### [Records shown]
= = = = =

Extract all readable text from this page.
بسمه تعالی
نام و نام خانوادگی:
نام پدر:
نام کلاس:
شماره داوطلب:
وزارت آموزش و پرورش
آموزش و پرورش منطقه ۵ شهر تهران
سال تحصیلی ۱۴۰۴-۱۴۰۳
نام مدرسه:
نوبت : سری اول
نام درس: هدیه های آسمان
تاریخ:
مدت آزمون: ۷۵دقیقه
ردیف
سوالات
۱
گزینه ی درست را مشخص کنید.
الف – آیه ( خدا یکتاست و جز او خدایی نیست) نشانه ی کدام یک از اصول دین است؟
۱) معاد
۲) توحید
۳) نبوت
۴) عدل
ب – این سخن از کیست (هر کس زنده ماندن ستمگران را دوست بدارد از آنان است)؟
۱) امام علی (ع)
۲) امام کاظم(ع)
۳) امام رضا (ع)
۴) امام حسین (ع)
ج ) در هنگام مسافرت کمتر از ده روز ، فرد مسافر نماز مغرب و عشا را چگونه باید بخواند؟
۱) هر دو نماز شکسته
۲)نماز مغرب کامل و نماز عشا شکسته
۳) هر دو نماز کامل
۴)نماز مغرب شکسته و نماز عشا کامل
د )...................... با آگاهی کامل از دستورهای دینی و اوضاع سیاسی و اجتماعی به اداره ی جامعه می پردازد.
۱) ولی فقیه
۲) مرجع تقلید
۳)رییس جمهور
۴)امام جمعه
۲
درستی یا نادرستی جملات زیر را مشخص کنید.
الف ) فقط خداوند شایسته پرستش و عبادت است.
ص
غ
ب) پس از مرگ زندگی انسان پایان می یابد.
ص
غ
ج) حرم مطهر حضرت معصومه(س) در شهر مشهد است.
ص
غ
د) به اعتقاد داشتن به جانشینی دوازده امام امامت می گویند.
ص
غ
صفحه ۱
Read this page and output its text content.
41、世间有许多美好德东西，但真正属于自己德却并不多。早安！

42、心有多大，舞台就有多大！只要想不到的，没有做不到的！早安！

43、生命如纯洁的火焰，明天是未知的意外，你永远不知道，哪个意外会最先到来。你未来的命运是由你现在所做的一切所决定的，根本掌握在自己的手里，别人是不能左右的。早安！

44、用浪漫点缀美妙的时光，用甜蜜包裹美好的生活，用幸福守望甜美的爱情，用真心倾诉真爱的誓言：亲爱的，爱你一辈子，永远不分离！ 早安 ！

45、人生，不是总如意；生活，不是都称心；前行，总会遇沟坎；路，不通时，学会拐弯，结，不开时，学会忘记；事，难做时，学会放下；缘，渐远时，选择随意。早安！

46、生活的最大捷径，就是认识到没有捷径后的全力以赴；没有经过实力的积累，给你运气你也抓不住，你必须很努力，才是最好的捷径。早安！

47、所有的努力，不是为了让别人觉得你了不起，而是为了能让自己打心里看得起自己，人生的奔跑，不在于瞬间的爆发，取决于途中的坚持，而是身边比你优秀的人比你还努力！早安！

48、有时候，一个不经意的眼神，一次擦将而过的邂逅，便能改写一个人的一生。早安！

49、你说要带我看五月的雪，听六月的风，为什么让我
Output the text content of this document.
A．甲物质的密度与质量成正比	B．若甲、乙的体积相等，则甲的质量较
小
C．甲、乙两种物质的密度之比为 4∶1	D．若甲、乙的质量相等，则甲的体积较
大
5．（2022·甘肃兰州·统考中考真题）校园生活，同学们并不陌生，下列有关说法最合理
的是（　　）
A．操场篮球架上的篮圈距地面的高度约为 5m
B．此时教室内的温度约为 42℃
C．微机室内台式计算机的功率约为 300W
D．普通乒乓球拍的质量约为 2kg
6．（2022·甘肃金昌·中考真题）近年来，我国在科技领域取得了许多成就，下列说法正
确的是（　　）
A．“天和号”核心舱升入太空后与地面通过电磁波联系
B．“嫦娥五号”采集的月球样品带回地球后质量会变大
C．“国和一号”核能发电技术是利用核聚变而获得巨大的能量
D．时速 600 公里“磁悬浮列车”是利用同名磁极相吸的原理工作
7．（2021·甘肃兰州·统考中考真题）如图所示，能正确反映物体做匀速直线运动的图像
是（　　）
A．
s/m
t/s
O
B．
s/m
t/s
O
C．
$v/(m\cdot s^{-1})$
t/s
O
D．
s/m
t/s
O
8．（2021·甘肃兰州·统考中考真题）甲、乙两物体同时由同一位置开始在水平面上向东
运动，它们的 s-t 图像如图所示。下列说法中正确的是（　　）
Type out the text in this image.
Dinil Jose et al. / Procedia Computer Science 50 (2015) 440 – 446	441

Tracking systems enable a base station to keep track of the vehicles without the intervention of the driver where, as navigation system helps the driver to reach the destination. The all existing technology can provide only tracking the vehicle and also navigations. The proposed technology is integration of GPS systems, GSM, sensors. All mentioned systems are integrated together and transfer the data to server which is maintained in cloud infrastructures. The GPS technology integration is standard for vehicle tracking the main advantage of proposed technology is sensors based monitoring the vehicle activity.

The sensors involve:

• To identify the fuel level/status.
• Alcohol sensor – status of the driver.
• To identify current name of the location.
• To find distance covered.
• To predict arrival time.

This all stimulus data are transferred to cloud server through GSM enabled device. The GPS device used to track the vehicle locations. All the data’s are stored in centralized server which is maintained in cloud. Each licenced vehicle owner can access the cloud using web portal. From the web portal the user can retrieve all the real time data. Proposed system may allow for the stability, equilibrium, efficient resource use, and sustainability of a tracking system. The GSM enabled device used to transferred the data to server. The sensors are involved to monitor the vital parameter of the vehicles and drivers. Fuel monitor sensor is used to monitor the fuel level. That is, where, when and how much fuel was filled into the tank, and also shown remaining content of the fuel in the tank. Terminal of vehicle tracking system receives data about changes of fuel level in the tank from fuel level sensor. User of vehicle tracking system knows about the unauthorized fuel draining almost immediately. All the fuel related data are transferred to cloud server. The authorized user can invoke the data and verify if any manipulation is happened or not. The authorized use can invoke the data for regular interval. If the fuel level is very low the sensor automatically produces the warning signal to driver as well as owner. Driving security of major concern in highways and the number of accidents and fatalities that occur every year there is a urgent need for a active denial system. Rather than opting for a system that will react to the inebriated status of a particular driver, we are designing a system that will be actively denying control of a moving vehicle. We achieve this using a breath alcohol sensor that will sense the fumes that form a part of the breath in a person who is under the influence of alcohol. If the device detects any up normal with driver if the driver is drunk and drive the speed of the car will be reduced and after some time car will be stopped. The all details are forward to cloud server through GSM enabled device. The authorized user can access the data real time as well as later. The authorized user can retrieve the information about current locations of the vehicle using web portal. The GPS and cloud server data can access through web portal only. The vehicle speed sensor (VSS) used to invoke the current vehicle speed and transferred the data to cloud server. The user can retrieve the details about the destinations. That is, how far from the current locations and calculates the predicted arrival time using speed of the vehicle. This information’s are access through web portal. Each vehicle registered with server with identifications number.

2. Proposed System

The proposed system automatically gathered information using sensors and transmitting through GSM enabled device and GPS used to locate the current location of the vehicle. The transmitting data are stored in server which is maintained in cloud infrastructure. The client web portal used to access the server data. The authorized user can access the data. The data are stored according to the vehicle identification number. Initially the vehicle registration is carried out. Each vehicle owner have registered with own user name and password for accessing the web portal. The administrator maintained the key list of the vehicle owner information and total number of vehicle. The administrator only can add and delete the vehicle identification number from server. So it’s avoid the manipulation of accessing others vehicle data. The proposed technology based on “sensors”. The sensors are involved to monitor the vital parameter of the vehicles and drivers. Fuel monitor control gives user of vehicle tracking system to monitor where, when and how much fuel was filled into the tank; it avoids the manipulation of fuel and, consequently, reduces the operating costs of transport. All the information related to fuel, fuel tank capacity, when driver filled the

= = = = =

Report how many lines of the listing hold the word "مغرب", with nothing but the number.

### [Full response]
3